> [Exercise] Below are some entries. Work out how many of their lines hold the word "screenshot", and write that number alone.

> [Stored rows]
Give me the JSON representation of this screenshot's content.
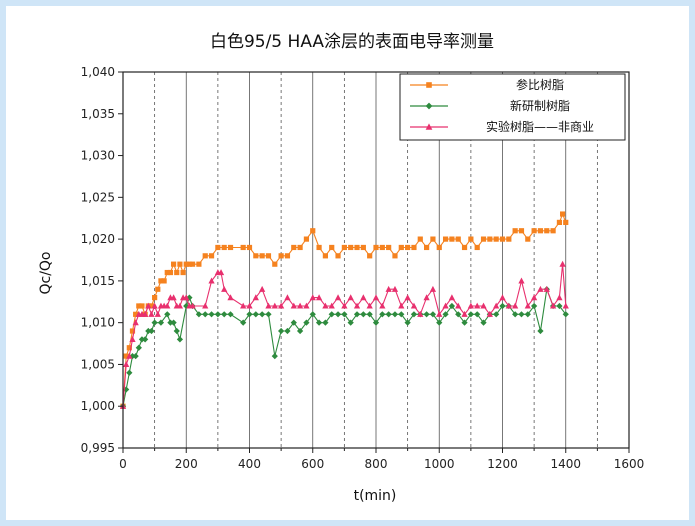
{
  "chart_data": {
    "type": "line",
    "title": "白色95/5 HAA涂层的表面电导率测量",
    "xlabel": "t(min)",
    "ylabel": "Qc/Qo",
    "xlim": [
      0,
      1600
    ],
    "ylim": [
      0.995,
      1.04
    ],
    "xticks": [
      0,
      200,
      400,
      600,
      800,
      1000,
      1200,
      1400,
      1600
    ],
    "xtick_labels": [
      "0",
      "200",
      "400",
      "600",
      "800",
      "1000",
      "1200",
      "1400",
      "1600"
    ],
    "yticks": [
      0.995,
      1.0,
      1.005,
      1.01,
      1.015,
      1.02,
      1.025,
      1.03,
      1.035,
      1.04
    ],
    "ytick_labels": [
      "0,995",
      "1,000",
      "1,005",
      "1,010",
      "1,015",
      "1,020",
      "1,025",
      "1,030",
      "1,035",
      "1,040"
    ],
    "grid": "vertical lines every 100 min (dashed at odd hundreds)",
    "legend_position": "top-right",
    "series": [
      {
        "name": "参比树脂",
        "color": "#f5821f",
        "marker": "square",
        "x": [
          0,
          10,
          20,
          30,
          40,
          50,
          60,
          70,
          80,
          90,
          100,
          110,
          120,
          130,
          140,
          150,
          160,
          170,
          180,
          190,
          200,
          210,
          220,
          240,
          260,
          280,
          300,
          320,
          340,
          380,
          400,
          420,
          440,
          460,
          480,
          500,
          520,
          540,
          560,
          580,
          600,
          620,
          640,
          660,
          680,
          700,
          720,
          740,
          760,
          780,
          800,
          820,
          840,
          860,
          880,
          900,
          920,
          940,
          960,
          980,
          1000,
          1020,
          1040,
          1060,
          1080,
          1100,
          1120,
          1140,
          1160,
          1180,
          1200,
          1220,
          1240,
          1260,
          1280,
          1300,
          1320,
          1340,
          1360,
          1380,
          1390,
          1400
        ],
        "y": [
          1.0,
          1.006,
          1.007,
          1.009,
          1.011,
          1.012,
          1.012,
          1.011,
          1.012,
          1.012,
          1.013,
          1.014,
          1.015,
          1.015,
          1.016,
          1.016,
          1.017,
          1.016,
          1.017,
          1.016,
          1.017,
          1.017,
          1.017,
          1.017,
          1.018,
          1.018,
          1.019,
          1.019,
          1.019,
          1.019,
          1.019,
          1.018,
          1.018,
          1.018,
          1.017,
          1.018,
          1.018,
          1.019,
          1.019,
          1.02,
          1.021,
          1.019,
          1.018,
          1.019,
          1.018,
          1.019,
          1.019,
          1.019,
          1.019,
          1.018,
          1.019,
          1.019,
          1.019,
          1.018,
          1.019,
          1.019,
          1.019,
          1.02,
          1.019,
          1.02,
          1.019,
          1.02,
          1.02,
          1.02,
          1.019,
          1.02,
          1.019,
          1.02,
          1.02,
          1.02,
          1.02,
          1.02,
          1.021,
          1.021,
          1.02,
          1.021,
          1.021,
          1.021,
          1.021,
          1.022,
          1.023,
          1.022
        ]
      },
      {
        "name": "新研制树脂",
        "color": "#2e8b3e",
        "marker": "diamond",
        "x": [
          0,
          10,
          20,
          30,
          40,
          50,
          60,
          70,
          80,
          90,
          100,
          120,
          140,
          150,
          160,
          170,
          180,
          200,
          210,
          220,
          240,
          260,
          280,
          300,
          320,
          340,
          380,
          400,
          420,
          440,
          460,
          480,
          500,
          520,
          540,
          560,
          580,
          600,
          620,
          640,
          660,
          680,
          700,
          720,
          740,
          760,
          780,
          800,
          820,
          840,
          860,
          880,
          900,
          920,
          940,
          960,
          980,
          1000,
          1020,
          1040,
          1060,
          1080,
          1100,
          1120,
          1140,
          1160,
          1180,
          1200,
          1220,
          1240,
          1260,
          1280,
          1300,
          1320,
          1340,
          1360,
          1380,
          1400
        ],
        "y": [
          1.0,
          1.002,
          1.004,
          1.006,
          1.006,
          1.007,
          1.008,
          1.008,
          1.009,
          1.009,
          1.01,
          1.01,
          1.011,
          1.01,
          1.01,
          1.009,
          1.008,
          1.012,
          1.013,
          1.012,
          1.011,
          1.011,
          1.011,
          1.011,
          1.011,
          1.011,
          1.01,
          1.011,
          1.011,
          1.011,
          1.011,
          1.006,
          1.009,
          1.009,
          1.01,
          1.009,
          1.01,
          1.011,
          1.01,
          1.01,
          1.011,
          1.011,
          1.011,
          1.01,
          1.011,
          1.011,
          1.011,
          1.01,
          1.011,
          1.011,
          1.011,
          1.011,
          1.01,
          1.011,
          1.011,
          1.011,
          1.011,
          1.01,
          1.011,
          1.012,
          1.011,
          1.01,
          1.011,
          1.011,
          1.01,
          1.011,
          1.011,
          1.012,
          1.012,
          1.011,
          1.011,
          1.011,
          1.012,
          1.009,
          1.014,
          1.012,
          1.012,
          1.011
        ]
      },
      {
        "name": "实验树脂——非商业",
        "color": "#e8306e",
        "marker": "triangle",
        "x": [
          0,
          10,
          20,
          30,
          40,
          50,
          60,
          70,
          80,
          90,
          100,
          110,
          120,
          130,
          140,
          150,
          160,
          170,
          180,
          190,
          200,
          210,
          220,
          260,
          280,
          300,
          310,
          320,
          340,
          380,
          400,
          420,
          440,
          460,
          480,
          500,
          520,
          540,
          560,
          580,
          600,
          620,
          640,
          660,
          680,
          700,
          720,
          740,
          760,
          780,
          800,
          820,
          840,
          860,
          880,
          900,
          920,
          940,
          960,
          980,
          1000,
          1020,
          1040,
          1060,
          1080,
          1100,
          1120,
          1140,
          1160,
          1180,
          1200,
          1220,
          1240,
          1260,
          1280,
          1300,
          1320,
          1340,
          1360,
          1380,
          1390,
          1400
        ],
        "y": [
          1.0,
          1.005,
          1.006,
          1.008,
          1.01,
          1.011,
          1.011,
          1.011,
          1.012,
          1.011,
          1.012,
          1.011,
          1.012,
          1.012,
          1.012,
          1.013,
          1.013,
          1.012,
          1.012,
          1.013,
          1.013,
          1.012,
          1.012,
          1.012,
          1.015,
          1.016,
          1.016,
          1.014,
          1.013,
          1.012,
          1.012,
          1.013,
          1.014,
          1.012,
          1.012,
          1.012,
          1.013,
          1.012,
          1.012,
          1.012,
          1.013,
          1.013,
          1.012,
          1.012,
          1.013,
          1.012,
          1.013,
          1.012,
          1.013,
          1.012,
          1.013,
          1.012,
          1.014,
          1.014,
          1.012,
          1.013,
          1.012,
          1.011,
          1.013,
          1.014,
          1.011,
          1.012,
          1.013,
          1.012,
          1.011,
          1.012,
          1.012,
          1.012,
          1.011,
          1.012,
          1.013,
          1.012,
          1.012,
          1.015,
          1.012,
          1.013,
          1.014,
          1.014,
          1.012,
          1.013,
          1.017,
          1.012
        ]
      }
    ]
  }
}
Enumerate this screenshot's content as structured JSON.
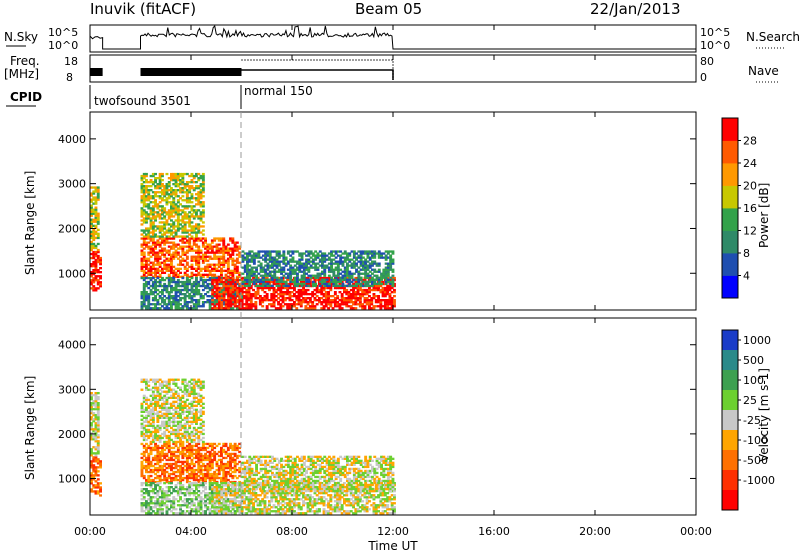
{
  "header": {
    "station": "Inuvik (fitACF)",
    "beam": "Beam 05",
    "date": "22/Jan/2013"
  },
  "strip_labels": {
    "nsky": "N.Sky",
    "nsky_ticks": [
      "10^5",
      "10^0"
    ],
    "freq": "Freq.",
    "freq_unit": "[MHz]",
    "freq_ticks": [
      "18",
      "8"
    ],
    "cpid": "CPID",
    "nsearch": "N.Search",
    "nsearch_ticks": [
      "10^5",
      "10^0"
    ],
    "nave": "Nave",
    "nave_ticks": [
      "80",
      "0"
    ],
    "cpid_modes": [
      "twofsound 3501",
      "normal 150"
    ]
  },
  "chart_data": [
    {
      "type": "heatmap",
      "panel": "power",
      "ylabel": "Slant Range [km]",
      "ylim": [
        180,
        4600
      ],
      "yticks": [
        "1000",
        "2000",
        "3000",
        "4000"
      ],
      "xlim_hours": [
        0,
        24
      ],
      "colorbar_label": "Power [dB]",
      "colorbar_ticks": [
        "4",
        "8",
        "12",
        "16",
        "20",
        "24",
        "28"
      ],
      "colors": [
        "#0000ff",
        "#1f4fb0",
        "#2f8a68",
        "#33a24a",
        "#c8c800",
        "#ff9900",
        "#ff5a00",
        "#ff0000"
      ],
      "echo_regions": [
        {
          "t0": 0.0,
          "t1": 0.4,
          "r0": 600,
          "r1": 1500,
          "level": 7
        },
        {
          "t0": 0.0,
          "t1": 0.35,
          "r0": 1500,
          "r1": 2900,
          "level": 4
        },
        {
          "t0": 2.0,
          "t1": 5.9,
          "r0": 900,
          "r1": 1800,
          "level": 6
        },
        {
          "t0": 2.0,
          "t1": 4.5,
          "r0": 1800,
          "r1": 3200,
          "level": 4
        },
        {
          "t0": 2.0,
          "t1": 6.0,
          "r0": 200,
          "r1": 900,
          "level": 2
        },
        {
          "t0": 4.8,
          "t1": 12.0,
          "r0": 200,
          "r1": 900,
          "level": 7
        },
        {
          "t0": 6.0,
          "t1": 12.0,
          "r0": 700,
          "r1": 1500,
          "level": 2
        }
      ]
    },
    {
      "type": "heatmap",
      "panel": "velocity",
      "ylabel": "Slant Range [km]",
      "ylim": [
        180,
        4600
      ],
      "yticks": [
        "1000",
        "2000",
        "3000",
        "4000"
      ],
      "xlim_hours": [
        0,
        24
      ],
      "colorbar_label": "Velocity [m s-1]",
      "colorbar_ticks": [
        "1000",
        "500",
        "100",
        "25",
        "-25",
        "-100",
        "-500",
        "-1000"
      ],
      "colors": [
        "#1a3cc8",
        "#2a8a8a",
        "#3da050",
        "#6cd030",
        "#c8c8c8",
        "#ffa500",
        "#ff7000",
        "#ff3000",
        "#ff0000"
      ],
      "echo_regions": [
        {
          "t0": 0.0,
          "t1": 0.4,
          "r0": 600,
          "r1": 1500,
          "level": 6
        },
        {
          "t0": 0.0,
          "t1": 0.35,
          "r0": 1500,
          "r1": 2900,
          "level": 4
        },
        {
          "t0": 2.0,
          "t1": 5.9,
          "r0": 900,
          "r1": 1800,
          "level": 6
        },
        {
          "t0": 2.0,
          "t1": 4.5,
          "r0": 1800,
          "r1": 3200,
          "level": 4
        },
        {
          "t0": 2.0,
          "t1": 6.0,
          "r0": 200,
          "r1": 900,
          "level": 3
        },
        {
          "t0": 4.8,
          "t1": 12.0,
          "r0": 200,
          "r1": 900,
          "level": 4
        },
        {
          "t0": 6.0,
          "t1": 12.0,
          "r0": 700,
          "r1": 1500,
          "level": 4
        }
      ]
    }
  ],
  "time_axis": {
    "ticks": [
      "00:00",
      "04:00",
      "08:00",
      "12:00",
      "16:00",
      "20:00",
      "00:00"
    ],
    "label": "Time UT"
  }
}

> [Result of this exercise] 2